> **INPUT RECORDS**
↓
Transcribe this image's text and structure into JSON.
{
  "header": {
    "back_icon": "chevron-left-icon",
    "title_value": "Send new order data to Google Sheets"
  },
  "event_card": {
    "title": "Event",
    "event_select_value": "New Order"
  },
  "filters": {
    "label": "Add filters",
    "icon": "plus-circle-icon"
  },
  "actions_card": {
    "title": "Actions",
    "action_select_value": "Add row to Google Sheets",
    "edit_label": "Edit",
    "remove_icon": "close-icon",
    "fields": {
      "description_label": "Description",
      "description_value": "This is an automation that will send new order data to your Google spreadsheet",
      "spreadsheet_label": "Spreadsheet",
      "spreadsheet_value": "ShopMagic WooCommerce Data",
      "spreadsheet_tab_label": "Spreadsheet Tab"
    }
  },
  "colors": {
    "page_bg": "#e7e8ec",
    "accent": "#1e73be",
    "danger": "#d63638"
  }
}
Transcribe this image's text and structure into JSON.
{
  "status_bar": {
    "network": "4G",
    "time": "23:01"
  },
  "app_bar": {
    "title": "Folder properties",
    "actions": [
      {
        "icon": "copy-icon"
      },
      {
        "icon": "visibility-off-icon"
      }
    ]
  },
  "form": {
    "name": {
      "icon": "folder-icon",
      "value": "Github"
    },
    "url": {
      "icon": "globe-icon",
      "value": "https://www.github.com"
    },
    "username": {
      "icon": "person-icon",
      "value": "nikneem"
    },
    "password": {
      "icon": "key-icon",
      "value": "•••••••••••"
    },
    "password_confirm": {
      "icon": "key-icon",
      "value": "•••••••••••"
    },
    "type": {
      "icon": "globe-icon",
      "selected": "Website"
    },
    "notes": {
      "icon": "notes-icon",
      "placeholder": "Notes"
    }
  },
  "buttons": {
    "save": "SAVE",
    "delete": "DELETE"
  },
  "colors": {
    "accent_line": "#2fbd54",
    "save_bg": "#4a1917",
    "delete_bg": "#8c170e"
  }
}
↑
> **EXERCISE PROMPT**
Reproduce all data above, unchanged.

> **FINISHED ANSWER**
Transcribe this image's text and structure into JSON.
{
  "header": {
    "back_icon": "chevron-left-icon",
    "title_value": "Send new order data to Google Sheets"
  },
  "event_card": {
    "title": "Event",
    "event_select_value": "New Order"
  },
  "filters": {
    "label": "Add filters",
    "icon": "plus-circle-icon"
  },
  "actions_card": {
    "title": "Actions",
    "action_select_value": "Add row to Google Sheets",
    "edit_label": "Edit",
    "remove_icon": "close-icon",
    "fields": {
      "description_label": "Description",
      "description_value": "This is an automation that will send new order data to your Google spreadsheet",
      "spreadsheet_label": "Spreadsheet",
      "spreadsheet_value": "ShopMagic WooCommerce Data",
      "spreadsheet_tab_label": "Spreadsheet Tab"
    }
  },
  "colors": {
    "page_bg": "#e7e8ec",
    "accent": "#1e73be",
    "danger": "#d63638"
  }
}
Transcribe this image's text and structure into JSON.
{
  "status_bar": {
    "network": "4G",
    "time": "23:01"
  },
  "app_bar": {
    "title": "Folder properties",
    "actions": [
      {
        "icon": "copy-icon"
      },
      {
        "icon": "visibility-off-icon"
      }
    ]
  },
  "form": {
    "name": {
      "icon": "folder-icon",
      "value": "Github"
    },
    "url": {
      "icon": "globe-icon",
      "value": "https://www.github.com"
    },
    "username": {
      "icon": "person-icon",
      "value": "nikneem"
    },
    "password": {
      "icon": "key-icon",
      "value": "•••••••••••"
    },
    "password_confirm": {
      "icon": "key-icon",
      "value": "•••••••••••"
    },
    "type": {
      "icon": "globe-icon",
      "selected": "Website"
    },
    "notes": {
      "icon": "notes-icon",
      "placeholder": "Notes"
    }
  },
  "buttons": {
    "save": "SAVE",
    "delete": "DELETE"
  },
  "colors": {
    "accent_line": "#2fbd54",
    "save_bg": "#4a1917",
    "delete_bg": "#8c170e"
  }
}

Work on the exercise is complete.